-- Start of Data rows --

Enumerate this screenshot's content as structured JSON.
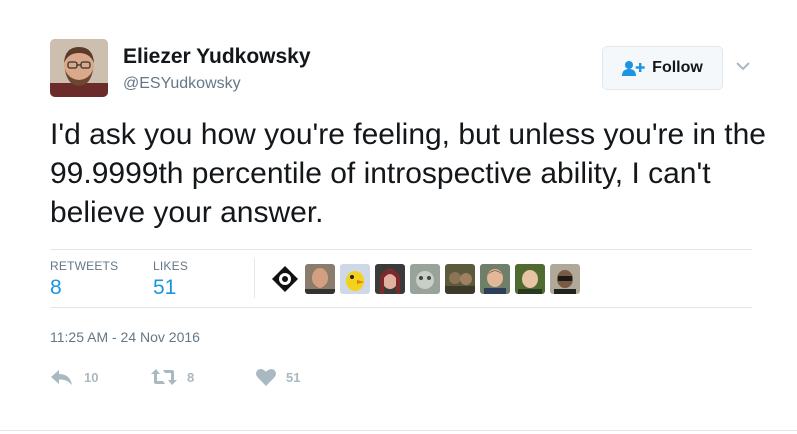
{
  "author": {
    "name": "Eliezer Yudkowsky",
    "handle": "@ESYudkowsky"
  },
  "follow_button": {
    "label": "Follow",
    "icon": "add-person-icon"
  },
  "tweet": {
    "text": "I'd ask you how you're feeling, but unless you're in the 99.9999th percentile of introspective ability, I can't believe your answer."
  },
  "stats": {
    "retweets_label": "RETWEETS",
    "retweets_value": "8",
    "likes_label": "LIKES",
    "likes_value": "51"
  },
  "likers_count": 9,
  "timestamp": "11:25 AM - 24 Nov 2016",
  "actions": {
    "reply": {
      "icon": "reply-icon",
      "count": "10"
    },
    "retweet": {
      "icon": "retweet-icon",
      "count": "8"
    },
    "like": {
      "icon": "heart-icon",
      "count": "51"
    }
  },
  "colors": {
    "link_blue": "#1b95e0",
    "muted": "#657786",
    "action_gray": "#aab8c2",
    "border": "#e1e8ed"
  }
}
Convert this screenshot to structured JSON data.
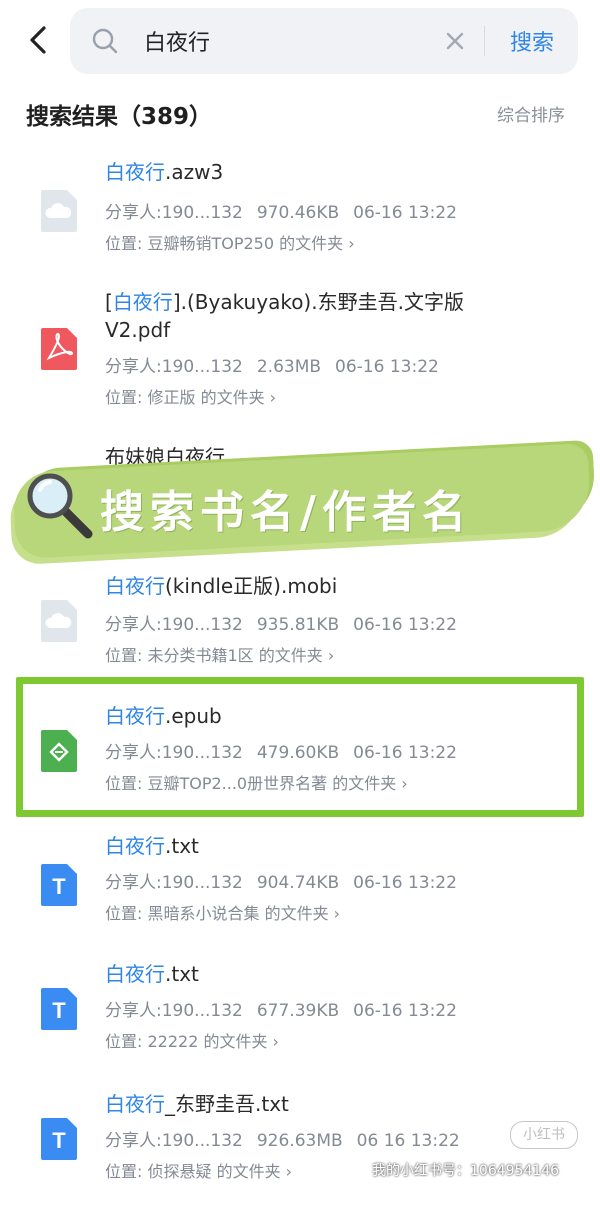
{
  "search": {
    "query": "白夜行",
    "button_label": "搜索"
  },
  "results": {
    "title": "搜索结果（389）",
    "sort_label": "综合排序"
  },
  "files": [
    {
      "highlight": "白夜行",
      "name_pre": "",
      "name_post": ".azw3",
      "name_line2": "",
      "sharer": "分享人:190...132",
      "size": "970.46KB",
      "date": "06-16 13:22",
      "location": "位置:  豆瓣畅销TOP250 的文件夹 ›",
      "icon": "cloud-file-icon"
    },
    {
      "highlight": "白夜行",
      "name_pre": "[",
      "name_post": "].(Byakuyako).东野圭吾.文字版",
      "name_line2": "V2.pdf",
      "sharer": "分享人:190...132",
      "size": "2.63MB",
      "date": "06-16 13:22",
      "location": "位置:  修正版 的文件夹 ›",
      "icon": "pdf-file-icon"
    },
    {
      "highlight": "白夜行",
      "name_pre": "",
      "name_post": "(kindle正版).mobi",
      "name_line2": "",
      "sharer": "分享人:190...132",
      "size": "935.81KB",
      "date": "06-16 13:22",
      "location": "位置:  未分类书籍1区 的文件夹 ›",
      "icon": "cloud-file-icon"
    },
    {
      "highlight": "白夜行",
      "name_pre": "",
      "name_post": ".epub",
      "name_line2": "",
      "sharer": "分享人:190...132",
      "size": "479.60KB",
      "date": "06-16 13:22",
      "location": "位置:  豆瓣TOP2...0册世界名著 的文件夹 ›",
      "icon": "epub-file-icon"
    },
    {
      "highlight": "白夜行",
      "name_pre": "",
      "name_post": ".txt",
      "name_line2": "",
      "sharer": "分享人:190...132",
      "size": "904.74KB",
      "date": "06-16 13:22",
      "location": "位置:  黑暗系小说合集 的文件夹 ›",
      "icon": "txt-file-icon"
    },
    {
      "highlight": "白夜行",
      "name_pre": "",
      "name_post": ".txt",
      "name_line2": "",
      "sharer": "分享人:190...132",
      "size": "677.39KB",
      "date": "06-16 13:22",
      "location": "位置:  22222 的文件夹 ›",
      "icon": "txt-file-icon"
    },
    {
      "highlight": "白夜行",
      "name_pre": "",
      "name_post": "_东野圭吾.txt",
      "name_line2": "",
      "sharer": "分享人:190...132",
      "size": "926.63MB",
      "date": "06 16 13:22",
      "location": "位置:  侦探悬疑 的文件夹 ›",
      "icon": "txt-file-icon"
    }
  ],
  "partial_item_text": "布妹娘白夜行",
  "banner": {
    "text": "搜索书名/作者名",
    "brush_color": "#b8d67a"
  },
  "highlight_color": "#7ec832",
  "accent_color": "#2f86e6",
  "watermark": {
    "badge": "小红书",
    "id_text": "我的小红书号：1064954146"
  }
}
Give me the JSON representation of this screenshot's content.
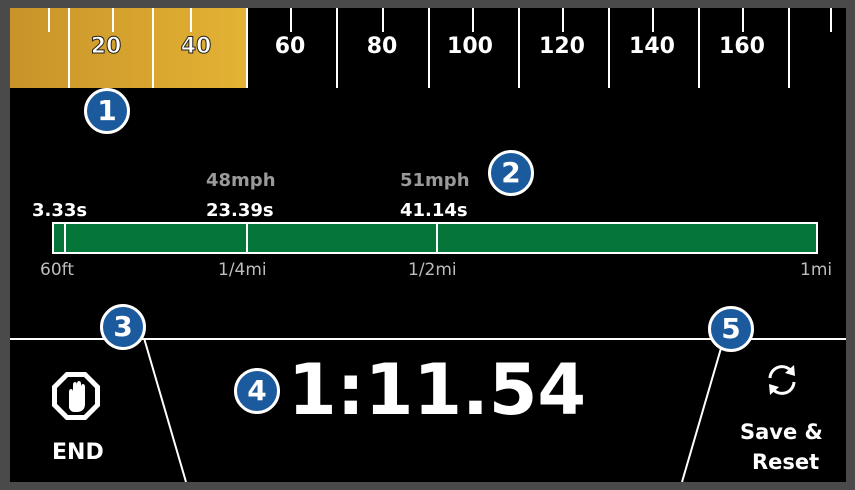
{
  "speed_scale": {
    "labels": [
      "20",
      "40",
      "60",
      "80",
      "100",
      "120",
      "140",
      "160"
    ],
    "fill_max_speed": 48
  },
  "callouts": [
    "1",
    "2",
    "3",
    "4",
    "5"
  ],
  "splits": [
    {
      "time": "3.33s",
      "speed": ""
    },
    {
      "time": "23.39s",
      "speed": "48mph"
    },
    {
      "time": "41.14s",
      "speed": "51mph"
    }
  ],
  "distance": {
    "labels": [
      "60ft",
      "1/4mi",
      "1/2mi",
      "1mi"
    ],
    "progress_fraction": 1.0
  },
  "timer": "1:11.54",
  "end_button": {
    "label": "END",
    "icon": "stop-hand-icon"
  },
  "reset_button": {
    "label_line1": "Save &",
    "label_line2": "Reset",
    "icon": "refresh-icon"
  },
  "colors": {
    "speed_fill": "#d9a52f",
    "progress_fill": "#06753a",
    "callout": "#1c5a9e",
    "background": "#000000"
  }
}
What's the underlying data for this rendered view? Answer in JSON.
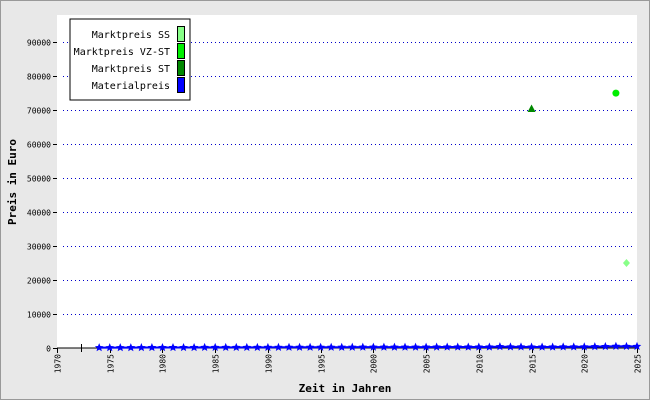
{
  "colors": {
    "outer_background": "#e8e8e8",
    "plot_background": "#ffffff",
    "grid": "#0000cc",
    "axis": "#000000",
    "frame": "#999999"
  },
  "chart_data": {
    "type": "scatter",
    "title": "",
    "xlabel": "Zeit in Jahren",
    "ylabel": "Preis in Euro",
    "xlim": [
      1970,
      2025
    ],
    "ylim": [
      0,
      98000
    ],
    "grid": true,
    "grid_axis": "y",
    "legend_position": "top-left",
    "x_ticks": [
      1970,
      1975,
      1980,
      1985,
      1990,
      1995,
      2000,
      2005,
      2010,
      2015,
      2020,
      2025
    ],
    "x_tick_labels": [
      "1970",
      "1975",
      "1980",
      "1985",
      "1990",
      "1995",
      "2000",
      "2005",
      "2010",
      "2015",
      "2020",
      "2025"
    ],
    "y_ticks": [
      0,
      10000,
      20000,
      30000,
      40000,
      50000,
      60000,
      70000,
      80000,
      90000
    ],
    "y_tick_labels": [
      "0",
      "10000",
      "20000",
      "30000",
      "40000",
      "50000",
      "60000",
      "70000",
      "80000",
      "90000"
    ],
    "series": [
      {
        "name": "Marktpreis SS",
        "color": "#88ff88",
        "marker": "diamond",
        "points": [
          [
            2024,
            25000
          ]
        ]
      },
      {
        "name": "Marktpreis VZ-ST",
        "color": "#00ee00",
        "marker": "circle",
        "points": [
          [
            2023,
            75000
          ]
        ]
      },
      {
        "name": "Marktpreis ST",
        "color": "#008800",
        "marker": "triangle",
        "points": [
          [
            2015,
            70500
          ]
        ]
      },
      {
        "name": "Materialpreis",
        "color": "#0000ff",
        "marker": "star",
        "connect": true,
        "points": [
          [
            1974,
            100
          ],
          [
            1975,
            110
          ],
          [
            1976,
            120
          ],
          [
            1977,
            125
          ],
          [
            1978,
            130
          ],
          [
            1979,
            140
          ],
          [
            1980,
            150
          ],
          [
            1981,
            155
          ],
          [
            1982,
            160
          ],
          [
            1983,
            165
          ],
          [
            1984,
            170
          ],
          [
            1985,
            175
          ],
          [
            1986,
            180
          ],
          [
            1987,
            185
          ],
          [
            1988,
            190
          ],
          [
            1989,
            195
          ],
          [
            1990,
            200
          ],
          [
            1991,
            205
          ],
          [
            1992,
            210
          ],
          [
            1993,
            215
          ],
          [
            1994,
            220
          ],
          [
            1995,
            225
          ],
          [
            1996,
            230
          ],
          [
            1997,
            235
          ],
          [
            1998,
            240
          ],
          [
            1999,
            245
          ],
          [
            2000,
            250
          ],
          [
            2001,
            255
          ],
          [
            2002,
            260
          ],
          [
            2003,
            265
          ],
          [
            2004,
            270
          ],
          [
            2005,
            275
          ],
          [
            2006,
            280
          ],
          [
            2007,
            285
          ],
          [
            2008,
            290
          ],
          [
            2009,
            295
          ],
          [
            2010,
            300
          ],
          [
            2011,
            310
          ],
          [
            2012,
            400
          ],
          [
            2013,
            320
          ],
          [
            2014,
            330
          ],
          [
            2015,
            300
          ],
          [
            2016,
            300
          ],
          [
            2017,
            310
          ],
          [
            2018,
            320
          ],
          [
            2019,
            330
          ],
          [
            2020,
            350
          ],
          [
            2021,
            400
          ],
          [
            2022,
            450
          ],
          [
            2023,
            500
          ],
          [
            2024,
            480
          ],
          [
            2025,
            470
          ]
        ]
      }
    ]
  }
}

-- End of Data rows --

Task prompt
Collect the lines of the records that include the string "JSON".

The answer
Enumerate this screenshot's content as structured JSON.
Convert this screenshot to structured JSON data.
Give me the JSON representation of this screenshot's content.
What's the underlying data for this rendered view? Answer in JSON.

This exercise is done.